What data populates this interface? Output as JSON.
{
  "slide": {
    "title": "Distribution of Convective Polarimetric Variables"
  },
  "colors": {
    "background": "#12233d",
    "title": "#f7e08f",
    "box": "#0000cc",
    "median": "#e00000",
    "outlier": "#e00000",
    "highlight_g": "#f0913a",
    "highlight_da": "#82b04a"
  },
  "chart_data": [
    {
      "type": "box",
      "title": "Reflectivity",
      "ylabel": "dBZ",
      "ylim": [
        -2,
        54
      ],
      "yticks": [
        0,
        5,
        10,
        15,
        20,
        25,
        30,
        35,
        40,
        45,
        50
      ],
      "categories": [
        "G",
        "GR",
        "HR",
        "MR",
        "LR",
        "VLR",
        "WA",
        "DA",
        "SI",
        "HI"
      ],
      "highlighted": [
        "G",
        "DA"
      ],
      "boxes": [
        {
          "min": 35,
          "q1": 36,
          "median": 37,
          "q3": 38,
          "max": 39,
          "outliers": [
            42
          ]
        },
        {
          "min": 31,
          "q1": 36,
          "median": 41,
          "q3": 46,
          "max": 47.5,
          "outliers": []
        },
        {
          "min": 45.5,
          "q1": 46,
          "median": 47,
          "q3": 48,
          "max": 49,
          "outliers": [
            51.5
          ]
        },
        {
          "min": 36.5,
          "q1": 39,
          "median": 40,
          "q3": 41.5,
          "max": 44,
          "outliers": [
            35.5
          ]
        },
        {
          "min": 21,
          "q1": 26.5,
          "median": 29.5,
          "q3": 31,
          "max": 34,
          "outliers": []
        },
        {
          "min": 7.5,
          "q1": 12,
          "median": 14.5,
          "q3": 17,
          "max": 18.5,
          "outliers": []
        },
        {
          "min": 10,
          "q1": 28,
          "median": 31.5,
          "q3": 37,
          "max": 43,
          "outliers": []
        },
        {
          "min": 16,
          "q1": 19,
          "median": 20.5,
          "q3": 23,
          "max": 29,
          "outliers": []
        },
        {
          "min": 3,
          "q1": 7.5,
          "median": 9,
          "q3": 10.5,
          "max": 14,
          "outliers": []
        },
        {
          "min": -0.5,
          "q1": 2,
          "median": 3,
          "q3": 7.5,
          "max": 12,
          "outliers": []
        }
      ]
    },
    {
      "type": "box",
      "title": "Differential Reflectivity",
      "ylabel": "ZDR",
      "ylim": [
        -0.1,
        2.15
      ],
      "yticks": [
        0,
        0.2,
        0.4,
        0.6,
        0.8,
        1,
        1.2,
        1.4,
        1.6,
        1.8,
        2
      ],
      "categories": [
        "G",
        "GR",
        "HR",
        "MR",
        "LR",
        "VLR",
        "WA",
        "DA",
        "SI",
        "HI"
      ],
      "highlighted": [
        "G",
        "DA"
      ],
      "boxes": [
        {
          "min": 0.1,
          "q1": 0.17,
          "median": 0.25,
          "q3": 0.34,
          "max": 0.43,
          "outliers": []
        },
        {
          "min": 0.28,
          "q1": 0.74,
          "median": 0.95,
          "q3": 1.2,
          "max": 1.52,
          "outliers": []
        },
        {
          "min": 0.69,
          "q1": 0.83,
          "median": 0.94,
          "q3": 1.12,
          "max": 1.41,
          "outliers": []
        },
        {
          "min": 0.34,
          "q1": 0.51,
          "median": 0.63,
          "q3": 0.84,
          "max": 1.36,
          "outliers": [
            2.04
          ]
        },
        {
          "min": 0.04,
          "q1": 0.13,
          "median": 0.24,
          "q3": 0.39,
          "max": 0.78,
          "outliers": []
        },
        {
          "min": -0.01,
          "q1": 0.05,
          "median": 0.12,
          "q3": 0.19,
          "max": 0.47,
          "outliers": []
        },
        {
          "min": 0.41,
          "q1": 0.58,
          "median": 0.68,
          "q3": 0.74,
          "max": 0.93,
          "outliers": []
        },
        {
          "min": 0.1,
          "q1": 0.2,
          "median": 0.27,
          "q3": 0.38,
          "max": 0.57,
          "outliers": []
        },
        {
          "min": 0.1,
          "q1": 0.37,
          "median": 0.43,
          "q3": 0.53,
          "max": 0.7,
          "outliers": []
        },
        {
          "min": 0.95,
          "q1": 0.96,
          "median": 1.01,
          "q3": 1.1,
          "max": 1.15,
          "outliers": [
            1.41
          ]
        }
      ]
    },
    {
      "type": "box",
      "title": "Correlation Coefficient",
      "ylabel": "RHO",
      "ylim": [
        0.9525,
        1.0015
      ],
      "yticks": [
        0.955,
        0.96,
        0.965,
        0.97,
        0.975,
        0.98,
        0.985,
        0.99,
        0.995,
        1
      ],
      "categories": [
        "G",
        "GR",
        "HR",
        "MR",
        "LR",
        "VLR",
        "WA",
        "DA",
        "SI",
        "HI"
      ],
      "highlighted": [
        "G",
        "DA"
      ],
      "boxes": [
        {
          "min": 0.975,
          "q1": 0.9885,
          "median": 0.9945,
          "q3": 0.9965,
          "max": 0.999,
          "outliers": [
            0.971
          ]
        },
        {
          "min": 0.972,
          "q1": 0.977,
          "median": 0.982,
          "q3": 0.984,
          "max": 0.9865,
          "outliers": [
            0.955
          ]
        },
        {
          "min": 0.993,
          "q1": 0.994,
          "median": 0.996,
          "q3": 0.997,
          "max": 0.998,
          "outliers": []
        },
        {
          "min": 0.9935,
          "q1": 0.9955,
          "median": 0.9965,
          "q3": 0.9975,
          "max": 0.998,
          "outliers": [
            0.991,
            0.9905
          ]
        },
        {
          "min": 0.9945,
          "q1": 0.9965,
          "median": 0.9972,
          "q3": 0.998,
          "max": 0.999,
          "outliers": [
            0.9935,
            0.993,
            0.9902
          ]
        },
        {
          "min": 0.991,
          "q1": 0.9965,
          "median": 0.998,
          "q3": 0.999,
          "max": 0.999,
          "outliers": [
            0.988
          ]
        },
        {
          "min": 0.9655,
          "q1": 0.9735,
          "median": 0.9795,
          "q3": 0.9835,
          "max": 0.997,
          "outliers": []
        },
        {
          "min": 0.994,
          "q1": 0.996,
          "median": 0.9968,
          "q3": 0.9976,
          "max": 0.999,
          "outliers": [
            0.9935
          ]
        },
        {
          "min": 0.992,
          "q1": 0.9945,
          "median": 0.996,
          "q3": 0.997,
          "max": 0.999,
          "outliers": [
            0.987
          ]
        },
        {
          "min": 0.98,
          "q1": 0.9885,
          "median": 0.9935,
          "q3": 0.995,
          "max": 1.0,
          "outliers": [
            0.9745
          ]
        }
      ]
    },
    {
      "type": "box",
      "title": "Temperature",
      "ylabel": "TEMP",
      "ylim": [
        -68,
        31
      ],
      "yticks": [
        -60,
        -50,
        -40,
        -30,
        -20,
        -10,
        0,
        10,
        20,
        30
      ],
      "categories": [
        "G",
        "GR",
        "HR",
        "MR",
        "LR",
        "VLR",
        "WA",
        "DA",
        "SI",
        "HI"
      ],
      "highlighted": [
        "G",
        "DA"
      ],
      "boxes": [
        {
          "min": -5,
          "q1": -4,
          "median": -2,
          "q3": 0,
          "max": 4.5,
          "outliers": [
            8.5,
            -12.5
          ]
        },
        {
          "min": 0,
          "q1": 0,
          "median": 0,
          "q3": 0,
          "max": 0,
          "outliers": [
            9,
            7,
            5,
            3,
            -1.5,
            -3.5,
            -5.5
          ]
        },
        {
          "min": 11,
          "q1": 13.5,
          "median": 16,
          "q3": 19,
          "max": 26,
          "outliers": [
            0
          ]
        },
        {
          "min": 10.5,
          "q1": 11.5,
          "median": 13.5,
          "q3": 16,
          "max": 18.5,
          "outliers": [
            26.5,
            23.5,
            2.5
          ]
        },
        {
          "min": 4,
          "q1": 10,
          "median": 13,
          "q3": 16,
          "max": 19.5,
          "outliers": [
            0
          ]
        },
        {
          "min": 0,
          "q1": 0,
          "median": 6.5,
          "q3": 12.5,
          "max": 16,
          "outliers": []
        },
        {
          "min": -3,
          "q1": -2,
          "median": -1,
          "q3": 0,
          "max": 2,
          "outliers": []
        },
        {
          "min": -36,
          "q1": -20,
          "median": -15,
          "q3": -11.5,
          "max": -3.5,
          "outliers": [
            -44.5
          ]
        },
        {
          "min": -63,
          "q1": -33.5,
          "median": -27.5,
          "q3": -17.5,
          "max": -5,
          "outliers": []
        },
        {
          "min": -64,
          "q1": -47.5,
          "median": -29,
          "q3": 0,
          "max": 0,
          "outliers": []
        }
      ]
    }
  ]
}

══════════

EXERCISE DETAILS:
Read the data above and pull out each line that holds the string "Reflectivity".

EXERCISE RESULT:
      "title": "Reflectivity",
      "title": "Differential Reflectivity",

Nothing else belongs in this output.